_What is being asked:_
Could you copy every line of the entries below word for word, with nothing changed?

[Data entries]

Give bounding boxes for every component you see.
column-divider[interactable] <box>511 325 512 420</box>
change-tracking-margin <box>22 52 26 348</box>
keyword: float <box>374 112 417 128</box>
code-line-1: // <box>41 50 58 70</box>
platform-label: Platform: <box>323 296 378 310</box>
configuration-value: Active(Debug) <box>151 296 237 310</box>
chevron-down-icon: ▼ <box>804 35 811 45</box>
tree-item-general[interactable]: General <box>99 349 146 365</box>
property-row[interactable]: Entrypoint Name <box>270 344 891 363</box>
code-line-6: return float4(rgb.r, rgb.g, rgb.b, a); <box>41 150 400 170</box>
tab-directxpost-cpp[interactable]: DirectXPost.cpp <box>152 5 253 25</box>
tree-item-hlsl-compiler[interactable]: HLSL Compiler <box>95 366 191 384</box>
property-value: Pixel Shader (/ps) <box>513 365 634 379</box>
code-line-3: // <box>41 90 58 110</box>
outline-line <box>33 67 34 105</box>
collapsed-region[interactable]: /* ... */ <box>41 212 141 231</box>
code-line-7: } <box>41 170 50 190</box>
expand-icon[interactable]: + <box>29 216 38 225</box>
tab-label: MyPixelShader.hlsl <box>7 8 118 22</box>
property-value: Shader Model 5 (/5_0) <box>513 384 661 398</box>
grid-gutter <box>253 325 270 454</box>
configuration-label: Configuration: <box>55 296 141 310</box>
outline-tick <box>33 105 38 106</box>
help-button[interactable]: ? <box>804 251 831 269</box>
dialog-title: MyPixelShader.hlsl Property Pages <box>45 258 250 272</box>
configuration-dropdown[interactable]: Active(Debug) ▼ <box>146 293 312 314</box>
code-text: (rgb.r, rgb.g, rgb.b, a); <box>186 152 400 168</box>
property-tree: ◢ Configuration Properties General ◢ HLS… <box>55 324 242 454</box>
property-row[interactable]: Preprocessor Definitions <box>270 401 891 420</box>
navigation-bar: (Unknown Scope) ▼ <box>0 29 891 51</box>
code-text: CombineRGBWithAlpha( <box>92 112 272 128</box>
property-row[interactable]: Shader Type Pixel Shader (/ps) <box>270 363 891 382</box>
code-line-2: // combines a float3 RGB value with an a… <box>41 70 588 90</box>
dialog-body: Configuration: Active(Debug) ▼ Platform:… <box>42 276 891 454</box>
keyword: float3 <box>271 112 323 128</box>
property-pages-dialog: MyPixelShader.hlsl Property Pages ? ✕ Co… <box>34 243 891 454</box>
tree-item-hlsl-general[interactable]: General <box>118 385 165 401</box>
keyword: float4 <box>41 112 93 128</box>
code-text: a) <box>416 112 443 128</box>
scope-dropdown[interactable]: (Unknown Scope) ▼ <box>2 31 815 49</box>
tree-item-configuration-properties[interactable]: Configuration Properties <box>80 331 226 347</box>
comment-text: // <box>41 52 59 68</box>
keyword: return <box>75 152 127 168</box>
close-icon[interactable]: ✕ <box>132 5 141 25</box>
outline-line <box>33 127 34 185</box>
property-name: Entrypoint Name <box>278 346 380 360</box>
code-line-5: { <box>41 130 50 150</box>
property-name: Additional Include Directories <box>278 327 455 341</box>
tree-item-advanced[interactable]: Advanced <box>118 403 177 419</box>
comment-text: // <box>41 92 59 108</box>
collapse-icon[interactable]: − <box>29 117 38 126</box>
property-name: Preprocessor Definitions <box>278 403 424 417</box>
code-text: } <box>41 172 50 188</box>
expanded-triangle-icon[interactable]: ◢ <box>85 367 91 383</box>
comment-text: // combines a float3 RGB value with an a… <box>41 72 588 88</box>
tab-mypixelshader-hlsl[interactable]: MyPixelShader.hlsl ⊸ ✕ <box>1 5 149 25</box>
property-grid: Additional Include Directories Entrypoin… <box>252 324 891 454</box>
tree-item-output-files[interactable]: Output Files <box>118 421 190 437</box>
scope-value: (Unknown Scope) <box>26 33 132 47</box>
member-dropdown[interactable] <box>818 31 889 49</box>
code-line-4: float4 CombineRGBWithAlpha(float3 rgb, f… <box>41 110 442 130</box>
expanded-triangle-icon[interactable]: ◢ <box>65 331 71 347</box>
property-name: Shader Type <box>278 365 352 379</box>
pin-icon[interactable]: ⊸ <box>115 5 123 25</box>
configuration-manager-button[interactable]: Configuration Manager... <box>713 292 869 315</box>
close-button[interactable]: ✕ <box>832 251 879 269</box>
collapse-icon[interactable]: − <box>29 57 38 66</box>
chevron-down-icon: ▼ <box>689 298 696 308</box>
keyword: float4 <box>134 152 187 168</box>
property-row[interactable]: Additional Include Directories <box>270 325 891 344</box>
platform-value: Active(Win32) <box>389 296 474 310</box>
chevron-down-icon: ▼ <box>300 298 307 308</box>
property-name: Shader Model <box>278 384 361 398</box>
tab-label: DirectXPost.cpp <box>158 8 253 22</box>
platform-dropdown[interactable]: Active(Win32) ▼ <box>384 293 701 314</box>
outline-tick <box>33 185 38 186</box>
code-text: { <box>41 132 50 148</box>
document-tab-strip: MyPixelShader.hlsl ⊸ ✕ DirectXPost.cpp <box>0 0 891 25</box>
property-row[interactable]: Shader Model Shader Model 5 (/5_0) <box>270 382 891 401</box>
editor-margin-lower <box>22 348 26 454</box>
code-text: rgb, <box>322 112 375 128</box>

_Response to this exercise:_
Give bounding boxes for every component you see.
column-divider[interactable] <box>511 325 512 420</box>
change-tracking-margin <box>22 52 26 348</box>
keyword: float <box>374 112 417 128</box>
code-line-1: // <box>41 50 58 70</box>
platform-label: Platform: <box>323 296 378 310</box>
configuration-value: Active(Debug) <box>151 296 237 310</box>
chevron-down-icon: ▼ <box>804 35 811 45</box>
tree-item-general[interactable]: General <box>99 349 146 365</box>
property-row[interactable]: Entrypoint Name <box>270 344 891 363</box>
code-line-6: return float4(rgb.r, rgb.g, rgb.b, a); <box>41 150 400 170</box>
tab-directxpost-cpp[interactable]: DirectXPost.cpp <box>152 5 253 25</box>
tree-item-hlsl-compiler[interactable]: HLSL Compiler <box>95 366 191 384</box>
property-value: Pixel Shader (/ps) <box>513 365 634 379</box>
code-line-3: // <box>41 90 58 110</box>
outline-line <box>33 67 34 105</box>
collapsed-region[interactable]: /* ... */ <box>41 212 141 231</box>
code-line-7: } <box>41 170 50 190</box>
expand-icon[interactable]: + <box>29 216 38 225</box>
tab-label: MyPixelShader.hlsl <box>7 8 118 22</box>
property-value: Shader Model 5 (/5_0) <box>513 384 661 398</box>
grid-gutter <box>253 325 270 454</box>
configuration-label: Configuration: <box>55 296 141 310</box>
outline-tick <box>33 105 38 106</box>
help-button[interactable]: ? <box>804 251 831 269</box>
dialog-title: MyPixelShader.hlsl Property Pages <box>45 258 250 272</box>
configuration-dropdown[interactable]: Active(Debug) ▼ <box>146 293 312 314</box>
code-text: (rgb.r, rgb.g, rgb.b, a); <box>186 152 400 168</box>
property-tree: ◢ Configuration Properties General ◢ HLS… <box>55 324 242 454</box>
property-row[interactable]: Preprocessor Definitions <box>270 401 891 420</box>
navigation-bar: (Unknown Scope) ▼ <box>0 29 891 51</box>
code-text: CombineRGBWithAlpha( <box>92 112 272 128</box>
property-row[interactable]: Shader Type Pixel Shader (/ps) <box>270 363 891 382</box>
code-line-2: // combines a float3 RGB value with an a… <box>41 70 588 90</box>
dialog-body: Configuration: Active(Debug) ▼ Platform:… <box>42 276 891 454</box>
keyword: float3 <box>271 112 323 128</box>
property-pages-dialog: MyPixelShader.hlsl Property Pages ? ✕ Co… <box>34 243 891 454</box>
tree-item-hlsl-general[interactable]: General <box>118 385 165 401</box>
keyword: float4 <box>41 112 93 128</box>
code-text: a) <box>416 112 443 128</box>
scope-dropdown[interactable]: (Unknown Scope) ▼ <box>2 31 815 49</box>
tree-item-configuration-properties[interactable]: Configuration Properties <box>80 331 226 347</box>
comment-text: // <box>41 52 59 68</box>
keyword: return <box>75 152 127 168</box>
close-icon[interactable]: ✕ <box>132 5 141 25</box>
outline-line <box>33 127 34 185</box>
property-name: Entrypoint Name <box>278 346 380 360</box>
code-line-5: { <box>41 130 50 150</box>
property-name: Additional Include Directories <box>278 327 455 341</box>
tree-item-advanced[interactable]: Advanced <box>118 403 177 419</box>
comment-text: // <box>41 92 59 108</box>
collapse-icon[interactable]: − <box>29 117 38 126</box>
property-name: Preprocessor Definitions <box>278 403 424 417</box>
code-text: } <box>41 172 50 188</box>
expanded-triangle-icon[interactable]: ◢ <box>85 367 91 383</box>
comment-text: // combines a float3 RGB value with an a… <box>41 72 588 88</box>
tab-mypixelshader-hlsl[interactable]: MyPixelShader.hlsl ⊸ ✕ <box>1 5 149 25</box>
property-grid: Additional Include Directories Entrypoin… <box>252 324 891 454</box>
tree-item-output-files[interactable]: Output Files <box>118 421 190 437</box>
scope-value: (Unknown Scope) <box>26 33 132 47</box>
member-dropdown[interactable] <box>818 31 889 49</box>
code-line-4: float4 CombineRGBWithAlpha(float3 rgb, f… <box>41 110 442 130</box>
expanded-triangle-icon[interactable]: ◢ <box>65 331 71 347</box>
property-name: Shader Type <box>278 365 352 379</box>
pin-icon[interactable]: ⊸ <box>115 5 123 25</box>
configuration-manager-button[interactable]: Configuration Manager... <box>713 292 869 315</box>
close-button[interactable]: ✕ <box>832 251 879 269</box>
collapse-icon[interactable]: − <box>29 57 38 66</box>
chevron-down-icon: ▼ <box>689 298 696 308</box>
keyword: float4 <box>134 152 187 168</box>
property-row[interactable]: Additional Include Directories <box>270 325 891 344</box>
platform-value: Active(Win32) <box>389 296 474 310</box>
chevron-down-icon: ▼ <box>300 298 307 308</box>
property-name: Shader Model <box>278 384 361 398</box>
tab-label: DirectXPost.cpp <box>158 8 253 22</box>
platform-dropdown[interactable]: Active(Win32) ▼ <box>384 293 701 314</box>
outline-tick <box>33 185 38 186</box>
code-text: { <box>41 132 50 148</box>
document-tab-strip: MyPixelShader.hlsl ⊸ ✕ DirectXPost.cpp <box>0 0 891 25</box>
property-row[interactable]: Shader Model Shader Model 5 (/5_0) <box>270 382 891 401</box>
editor-margin-lower <box>22 348 26 454</box>
code-text: rgb, <box>322 112 375 128</box>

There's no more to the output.